TASK REQUIREMENTS => Copy all entries without alteration and skip the pictures they hold.
═══ GIVEN INFORMATION
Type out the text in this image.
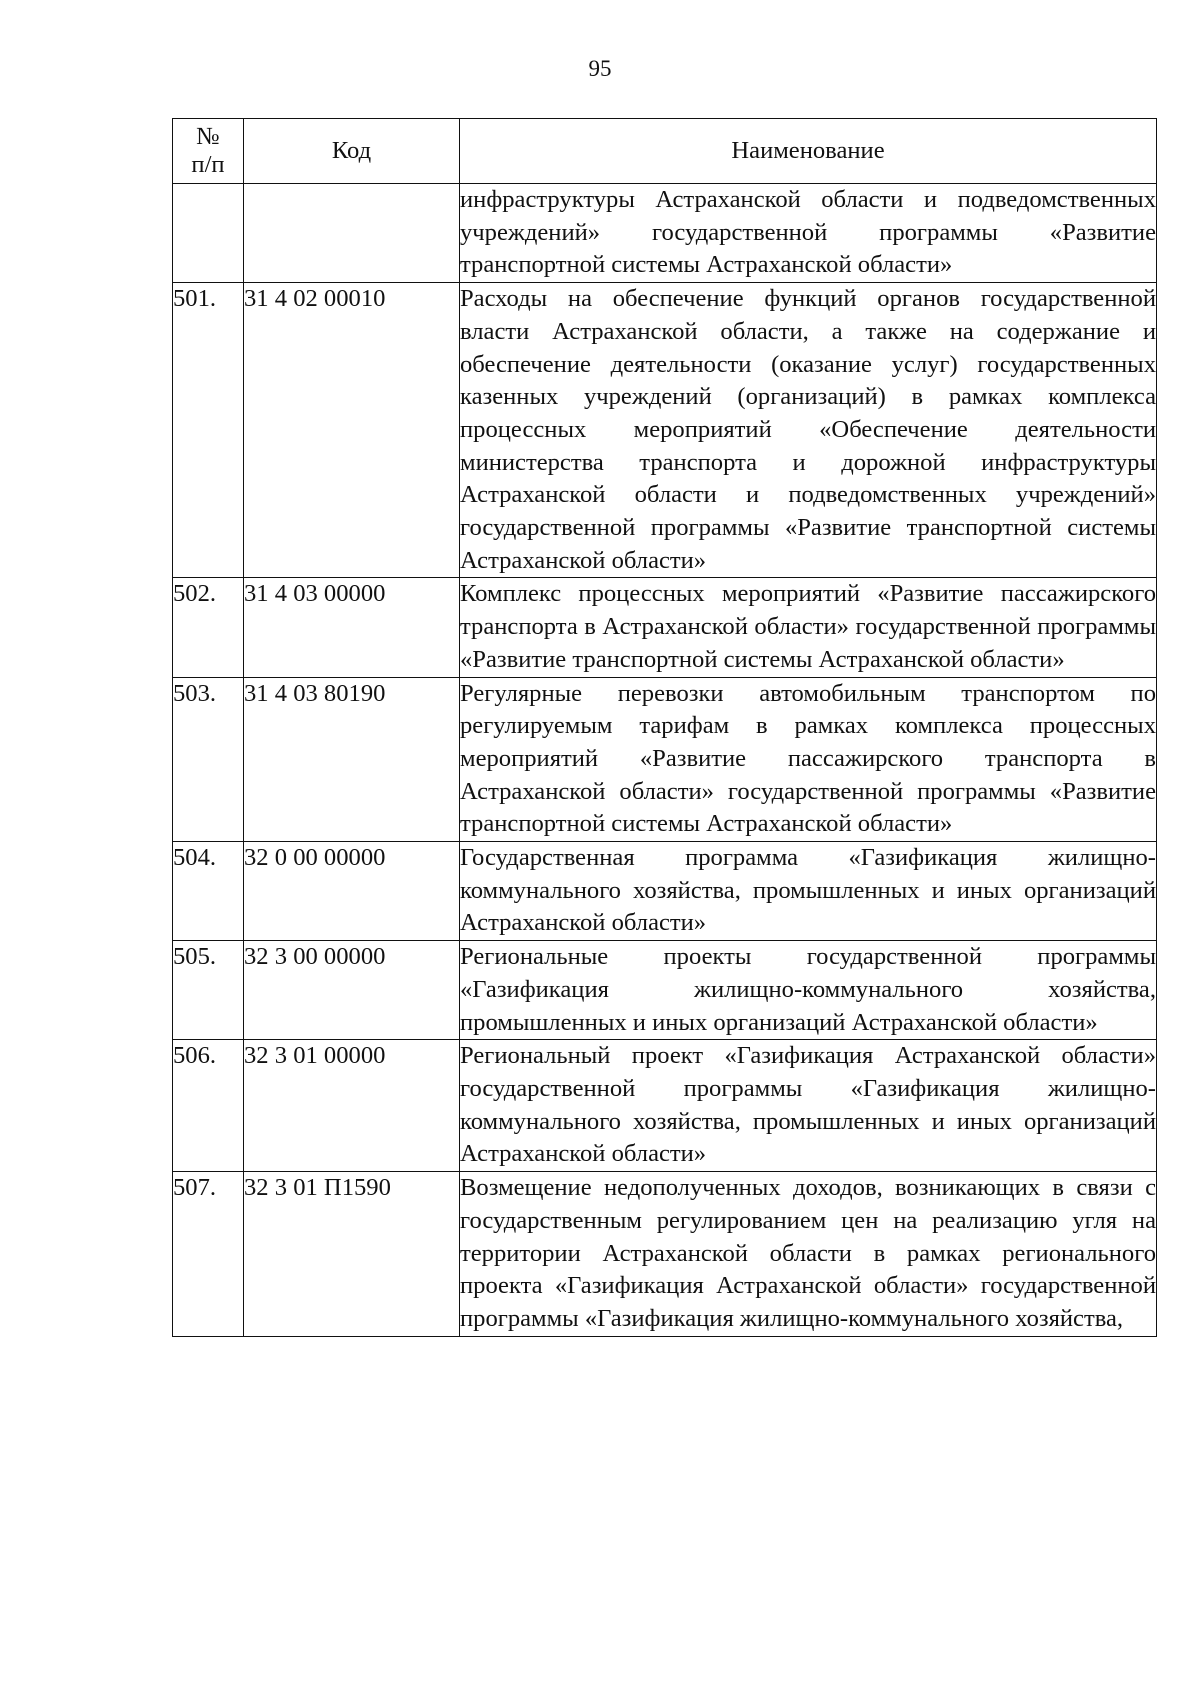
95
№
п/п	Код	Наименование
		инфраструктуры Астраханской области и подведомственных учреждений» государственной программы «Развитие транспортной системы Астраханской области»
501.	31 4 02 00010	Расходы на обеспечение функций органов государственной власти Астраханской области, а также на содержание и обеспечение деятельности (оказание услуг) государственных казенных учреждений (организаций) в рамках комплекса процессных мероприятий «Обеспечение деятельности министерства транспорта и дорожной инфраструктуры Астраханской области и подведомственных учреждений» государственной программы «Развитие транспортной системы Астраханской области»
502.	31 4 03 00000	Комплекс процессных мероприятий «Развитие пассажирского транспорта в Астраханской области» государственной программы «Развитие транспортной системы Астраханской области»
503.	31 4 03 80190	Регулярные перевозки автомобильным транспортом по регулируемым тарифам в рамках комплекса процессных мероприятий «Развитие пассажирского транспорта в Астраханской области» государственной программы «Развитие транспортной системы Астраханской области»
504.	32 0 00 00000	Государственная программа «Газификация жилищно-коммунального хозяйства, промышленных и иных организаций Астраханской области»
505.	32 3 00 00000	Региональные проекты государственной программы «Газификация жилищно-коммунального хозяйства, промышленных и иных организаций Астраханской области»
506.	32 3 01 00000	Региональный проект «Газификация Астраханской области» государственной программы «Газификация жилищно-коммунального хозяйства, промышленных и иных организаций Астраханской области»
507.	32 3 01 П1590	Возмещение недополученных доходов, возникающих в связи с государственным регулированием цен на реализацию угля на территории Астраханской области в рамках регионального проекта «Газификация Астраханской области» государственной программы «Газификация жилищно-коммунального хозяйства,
══════
RESULT FOR THIS EXERCISE =>
Type out the text in this image.
95
№
п/п	Код	Наименование
		инфраструктуры Астраханской области и подведомственных учреждений» государственной программы «Развитие транспортной системы Астраханской области»
501.	31 4 02 00010	Расходы на обеспечение функций органов государственной власти Астраханской области, а также на содержание и обеспечение деятельности (оказание услуг) государственных казенных учреждений (организаций) в рамках комплекса процессных мероприятий «Обеспечение деятельности министерства транспорта и дорожной инфраструктуры Астраханской области и подведомственных учреждений» государственной программы «Развитие транспортной системы Астраханской области»
502.	31 4 03 00000	Комплекс процессных мероприятий «Развитие пассажирского транспорта в Астраханской области» государственной программы «Развитие транспортной системы Астраханской области»
503.	31 4 03 80190	Регулярные перевозки автомобильным транспортом по регулируемым тарифам в рамках комплекса процессных мероприятий «Развитие пассажирского транспорта в Астраханской области» государственной программы «Развитие транспортной системы Астраханской области»
504.	32 0 00 00000	Государственная программа «Газификация жилищно-коммунального хозяйства, промышленных и иных организаций Астраханской области»
505.	32 3 00 00000	Региональные проекты государственной программы «Газификация жилищно-коммунального хозяйства, промышленных и иных организаций Астраханской области»
506.	32 3 01 00000	Региональный проект «Газификация Астраханской области» государственной программы «Газификация жилищно-коммунального хозяйства, промышленных и иных организаций Астраханской области»
507.	32 3 01 П1590	Возмещение недополученных доходов, возникающих в связи с государственным регулированием цен на реализацию угля на территории Астраханской области в рамках регионального проекта «Газификация Астраханской области» государственной программы «Газификация жилищно-коммунального хозяйства,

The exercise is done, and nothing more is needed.